WRITTEN TASK - Please output every line of the material as it stands, without the pictures.

INFORMATION GIVEN -

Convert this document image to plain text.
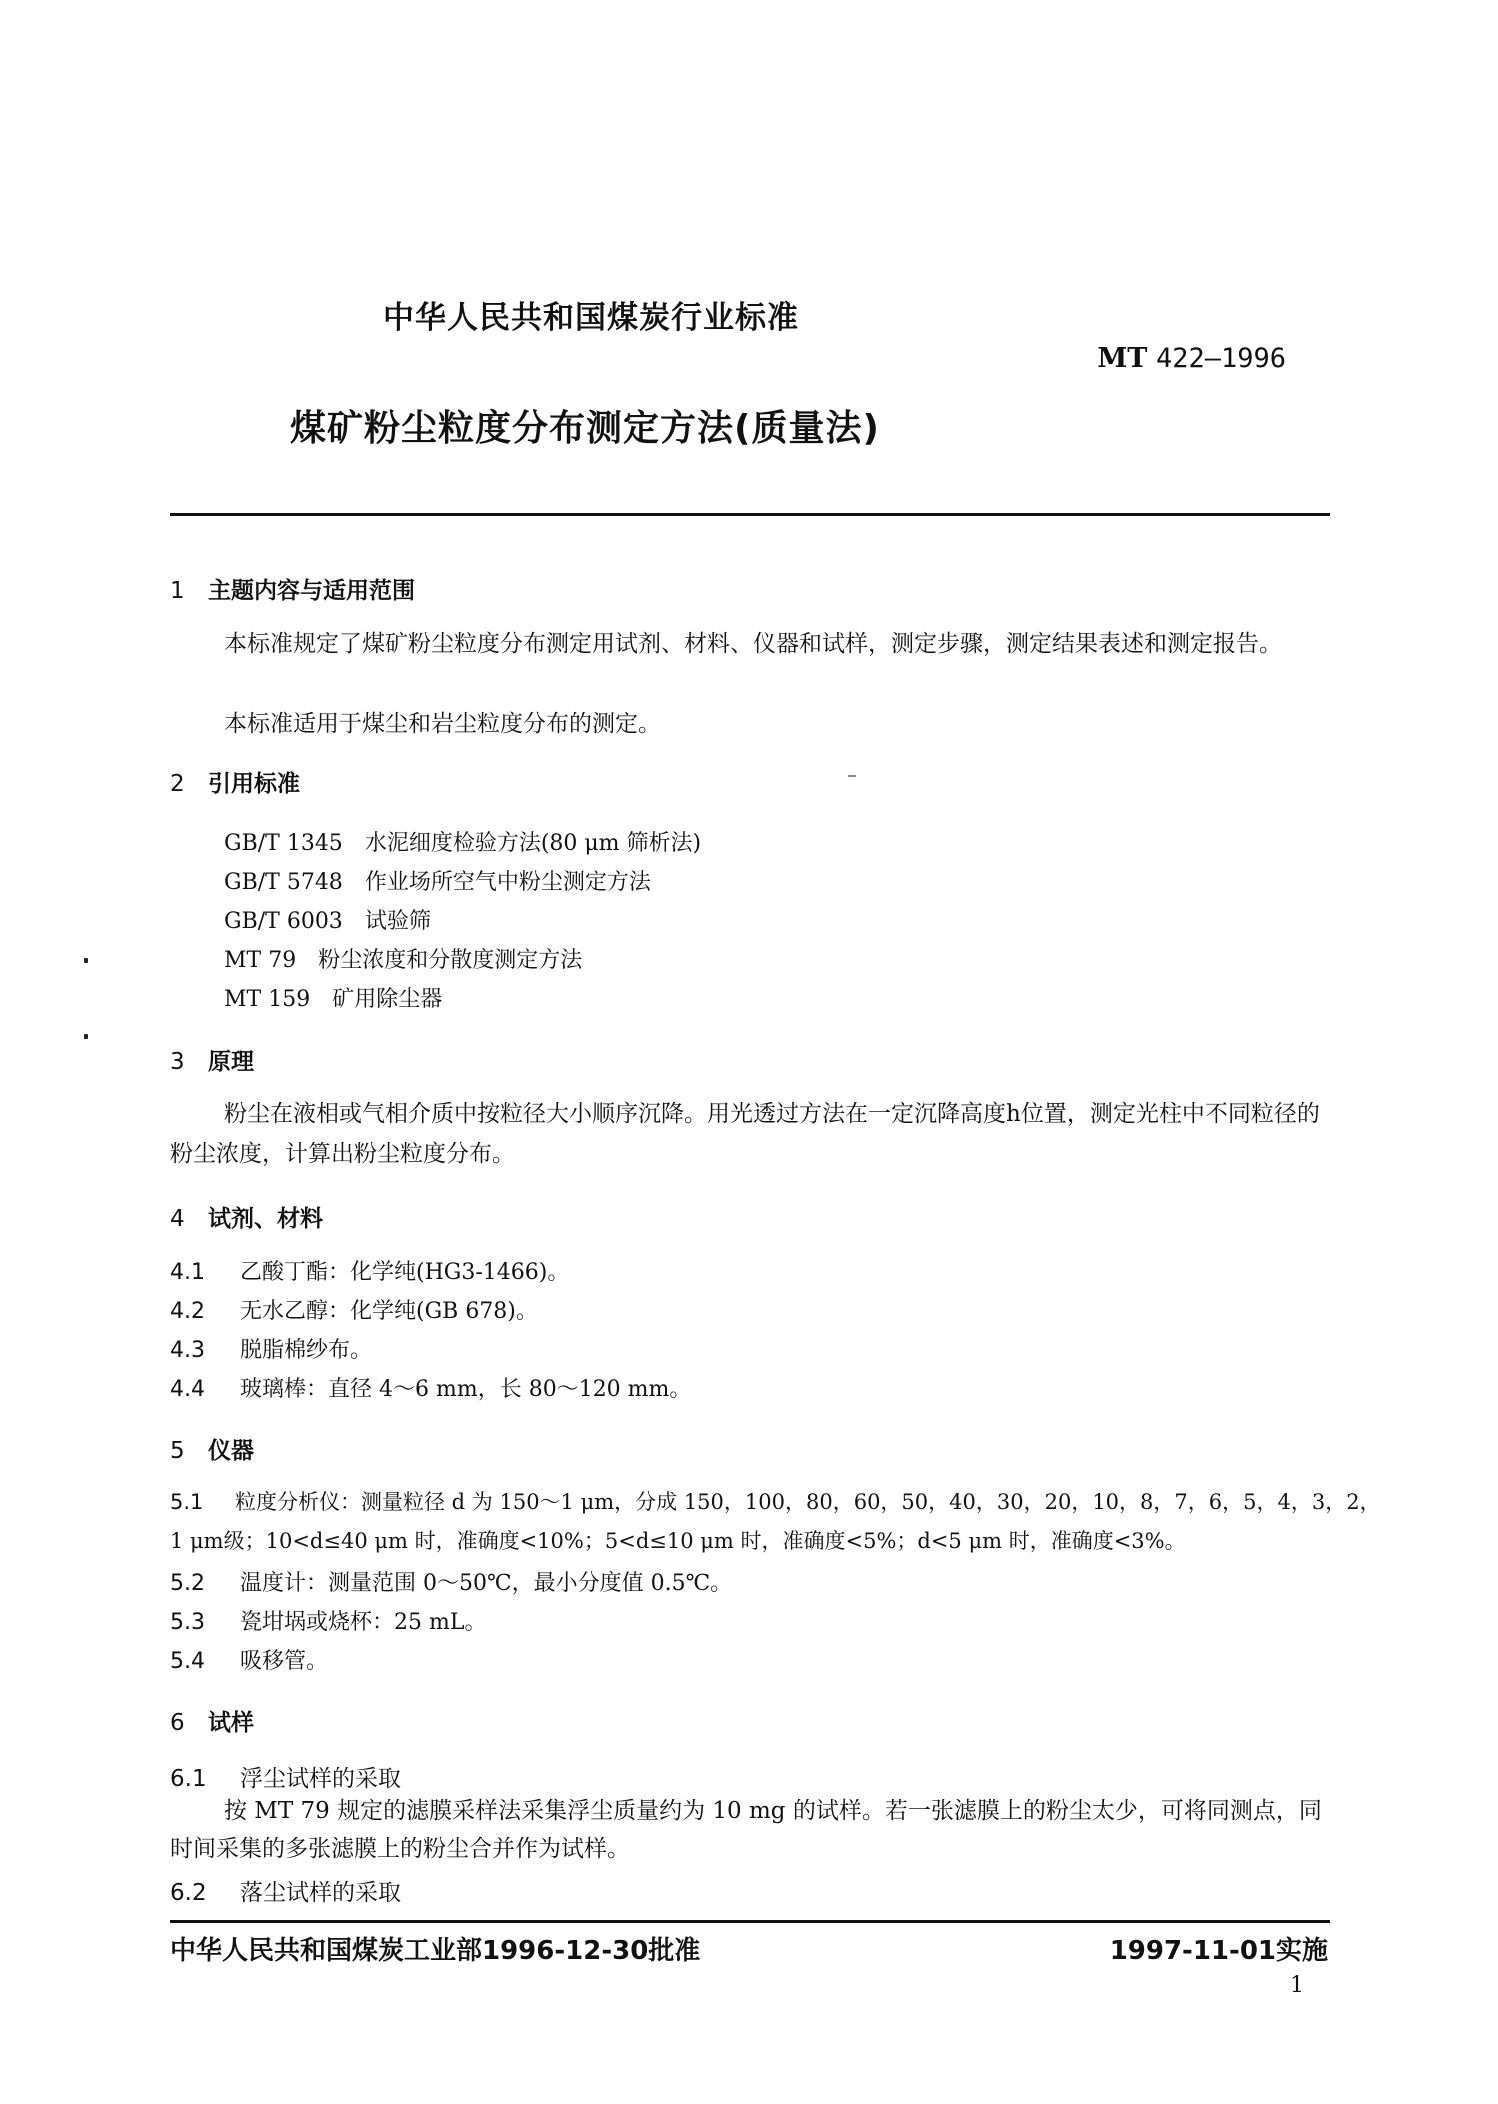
中华人民共和国煤炭行业标准
MT 422—1996
煤矿粉尘粒度分布测定方法(质量法)
1 主题内容与适用范围
本标准规定了煤矿粉尘粒度分布测定用试剂、材料、仪器和试样，测定步骤，测定结果表述和测定报告。
本标准适用于煤尘和岩尘粒度分布的测定。
2 引用标准
GB/T 1345 水泥细度检验方法(80 μm 筛析法)
GB/T 5748 作业场所空气中粉尘测定方法
GB/T 6003 试验筛
MT 79 粉尘浓度和分散度测定方法
MT 159 矿用除尘器
3 原理
粉尘在液相或气相介质中按粒径大小顺序沉降。用光透过方法在一定沉降高度h位置，测定光柱中不同粒径的粉尘浓度，计算出粉尘粒度分布。
4 试剂、材料
4.1 乙酸丁酯：化学纯(HG3-1466)。
4.2 无水乙醇：化学纯(GB 678)。
4.3 脱脂棉纱布。
4.4 玻璃棒：直径 4～6 mm，长 80～120 mm。
5 仪器
5.1 粒度分析仪：测量粒径 d 为 150～1 μm，分成 150，100，80，60，50，40，30，20，10，8，7，6，5，4，3，2，
1 μm级；10<d≤40 μm 时，准确度<10%；5<d≤10 μm 时，准确度<5%；d<5 μm 时，准确度<3%。
5.2 温度计：测量范围 0～50℃，最小分度值 0.5℃。
5.3 瓷坩埚或烧杯：25 mL。
5.4 吸移管。
6 试样
6.1 浮尘试样的采取
按 MT 79 规定的滤膜采样法采集浮尘质量约为 10 mg 的试样。若一张滤膜上的粉尘太少，可将同测点，同时间采集的多张滤膜上的粉尘合并作为试样。
6.2 落尘试样的采取
中华人民共和国煤炭工业部1996-12-30批准	1997-11-01实施
1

ANSWER TO THIS TASK -
Convert this document image to plain text.
中华人民共和国煤炭行业标准
MT 422—1996
煤矿粉尘粒度分布测定方法(质量法)
1 主题内容与适用范围
本标准规定了煤矿粉尘粒度分布测定用试剂、材料、仪器和试样，测定步骤，测定结果表述和测定报告。
本标准适用于煤尘和岩尘粒度分布的测定。
2 引用标准
GB/T 1345 水泥细度检验方法(80 μm 筛析法)
GB/T 5748 作业场所空气中粉尘测定方法
GB/T 6003 试验筛
MT 79 粉尘浓度和分散度测定方法
MT 159 矿用除尘器
3 原理
粉尘在液相或气相介质中按粒径大小顺序沉降。用光透过方法在一定沉降高度h位置，测定光柱中不同粒径的粉尘浓度，计算出粉尘粒度分布。
4 试剂、材料
4.1 乙酸丁酯：化学纯(HG3-1466)。
4.2 无水乙醇：化学纯(GB 678)。
4.3 脱脂棉纱布。
4.4 玻璃棒：直径 4～6 mm，长 80～120 mm。
5 仪器
5.1 粒度分析仪：测量粒径 d 为 150～1 μm，分成 150，100，80，60，50，40，30，20，10，8，7，6，5，4，3，2，
1 μm级；10<d≤40 μm 时，准确度<10%；5<d≤10 μm 时，准确度<5%；d<5 μm 时，准确度<3%。
5.2 温度计：测量范围 0～50℃，最小分度值 0.5℃。
5.3 瓷坩埚或烧杯：25 mL。
5.4 吸移管。
6 试样
6.1 浮尘试样的采取
按 MT 79 规定的滤膜采样法采集浮尘质量约为 10 mg 的试样。若一张滤膜上的粉尘太少，可将同测点，同时间采集的多张滤膜上的粉尘合并作为试样。
6.2 落尘试样的采取
中华人民共和国煤炭工业部1996-12-30批准	1997-11-01实施
1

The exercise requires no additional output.